(Data entries)
-- Begin --

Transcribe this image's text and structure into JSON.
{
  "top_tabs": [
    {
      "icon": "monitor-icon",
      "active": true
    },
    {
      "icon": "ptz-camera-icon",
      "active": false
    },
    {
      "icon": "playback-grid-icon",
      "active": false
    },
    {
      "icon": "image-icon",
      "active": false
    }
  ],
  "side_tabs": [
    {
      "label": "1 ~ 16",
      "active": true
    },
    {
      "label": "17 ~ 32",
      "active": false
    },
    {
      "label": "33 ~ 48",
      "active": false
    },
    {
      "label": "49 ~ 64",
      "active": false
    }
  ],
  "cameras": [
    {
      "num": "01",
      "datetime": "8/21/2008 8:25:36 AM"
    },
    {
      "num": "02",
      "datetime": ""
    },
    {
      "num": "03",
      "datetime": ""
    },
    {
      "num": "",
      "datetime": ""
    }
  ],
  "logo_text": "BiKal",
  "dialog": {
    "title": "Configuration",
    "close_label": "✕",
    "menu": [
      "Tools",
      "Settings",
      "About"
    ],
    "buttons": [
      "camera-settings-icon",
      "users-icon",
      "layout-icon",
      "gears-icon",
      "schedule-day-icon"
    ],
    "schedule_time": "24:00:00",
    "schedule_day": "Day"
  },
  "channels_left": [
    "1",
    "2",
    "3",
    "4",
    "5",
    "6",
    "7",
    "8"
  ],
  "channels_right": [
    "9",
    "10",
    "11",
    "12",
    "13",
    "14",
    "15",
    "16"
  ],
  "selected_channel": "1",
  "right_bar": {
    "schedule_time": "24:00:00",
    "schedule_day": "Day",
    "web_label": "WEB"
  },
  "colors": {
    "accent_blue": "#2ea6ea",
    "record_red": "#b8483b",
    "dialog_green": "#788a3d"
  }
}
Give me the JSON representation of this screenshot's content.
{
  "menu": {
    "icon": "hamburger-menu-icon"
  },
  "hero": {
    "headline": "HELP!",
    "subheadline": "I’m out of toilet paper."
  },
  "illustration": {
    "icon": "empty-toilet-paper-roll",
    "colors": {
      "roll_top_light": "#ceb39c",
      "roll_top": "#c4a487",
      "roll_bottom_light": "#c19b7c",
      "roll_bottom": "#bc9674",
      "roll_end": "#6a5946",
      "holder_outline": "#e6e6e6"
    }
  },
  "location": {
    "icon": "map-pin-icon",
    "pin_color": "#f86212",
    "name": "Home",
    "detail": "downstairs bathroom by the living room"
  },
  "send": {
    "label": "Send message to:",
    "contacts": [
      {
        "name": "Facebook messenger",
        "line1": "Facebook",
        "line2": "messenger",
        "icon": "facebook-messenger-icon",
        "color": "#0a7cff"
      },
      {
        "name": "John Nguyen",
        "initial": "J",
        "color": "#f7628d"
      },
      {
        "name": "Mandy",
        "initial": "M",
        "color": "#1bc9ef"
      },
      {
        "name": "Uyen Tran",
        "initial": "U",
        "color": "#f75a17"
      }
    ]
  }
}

-- End --

**WORK TO COMPLETE**
Give the material above again, word for word.

**COMPLETED EXERCISE**
Transcribe this image's text and structure into JSON.
{
  "top_tabs": [
    {
      "icon": "monitor-icon",
      "active": true
    },
    {
      "icon": "ptz-camera-icon",
      "active": false
    },
    {
      "icon": "playback-grid-icon",
      "active": false
    },
    {
      "icon": "image-icon",
      "active": false
    }
  ],
  "side_tabs": [
    {
      "label": "1 ~ 16",
      "active": true
    },
    {
      "label": "17 ~ 32",
      "active": false
    },
    {
      "label": "33 ~ 48",
      "active": false
    },
    {
      "label": "49 ~ 64",
      "active": false
    }
  ],
  "cameras": [
    {
      "num": "01",
      "datetime": "8/21/2008 8:25:36 AM"
    },
    {
      "num": "02",
      "datetime": ""
    },
    {
      "num": "03",
      "datetime": ""
    },
    {
      "num": "",
      "datetime": ""
    }
  ],
  "logo_text": "BiKal",
  "dialog": {
    "title": "Configuration",
    "close_label": "✕",
    "menu": [
      "Tools",
      "Settings",
      "About"
    ],
    "buttons": [
      "camera-settings-icon",
      "users-icon",
      "layout-icon",
      "gears-icon",
      "schedule-day-icon"
    ],
    "schedule_time": "24:00:00",
    "schedule_day": "Day"
  },
  "channels_left": [
    "1",
    "2",
    "3",
    "4",
    "5",
    "6",
    "7",
    "8"
  ],
  "channels_right": [
    "9",
    "10",
    "11",
    "12",
    "13",
    "14",
    "15",
    "16"
  ],
  "selected_channel": "1",
  "right_bar": {
    "schedule_time": "24:00:00",
    "schedule_day": "Day",
    "web_label": "WEB"
  },
  "colors": {
    "accent_blue": "#2ea6ea",
    "record_red": "#b8483b",
    "dialog_green": "#788a3d"
  }
}
Give me the JSON representation of this screenshot's content.
{
  "menu": {
    "icon": "hamburger-menu-icon"
  },
  "hero": {
    "headline": "HELP!",
    "subheadline": "I’m out of toilet paper."
  },
  "illustration": {
    "icon": "empty-toilet-paper-roll",
    "colors": {
      "roll_top_light": "#ceb39c",
      "roll_top": "#c4a487",
      "roll_bottom_light": "#c19b7c",
      "roll_bottom": "#bc9674",
      "roll_end": "#6a5946",
      "holder_outline": "#e6e6e6"
    }
  },
  "location": {
    "icon": "map-pin-icon",
    "pin_color": "#f86212",
    "name": "Home",
    "detail": "downstairs bathroom by the living room"
  },
  "send": {
    "label": "Send message to:",
    "contacts": [
      {
        "name": "Facebook messenger",
        "line1": "Facebook",
        "line2": "messenger",
        "icon": "facebook-messenger-icon",
        "color": "#0a7cff"
      },
      {
        "name": "John Nguyen",
        "initial": "J",
        "color": "#f7628d"
      },
      {
        "name": "Mandy",
        "initial": "M",
        "color": "#1bc9ef"
      },
      {
        "name": "Uyen Tran",
        "initial": "U",
        "color": "#f75a17"
      }
    ]
  }
}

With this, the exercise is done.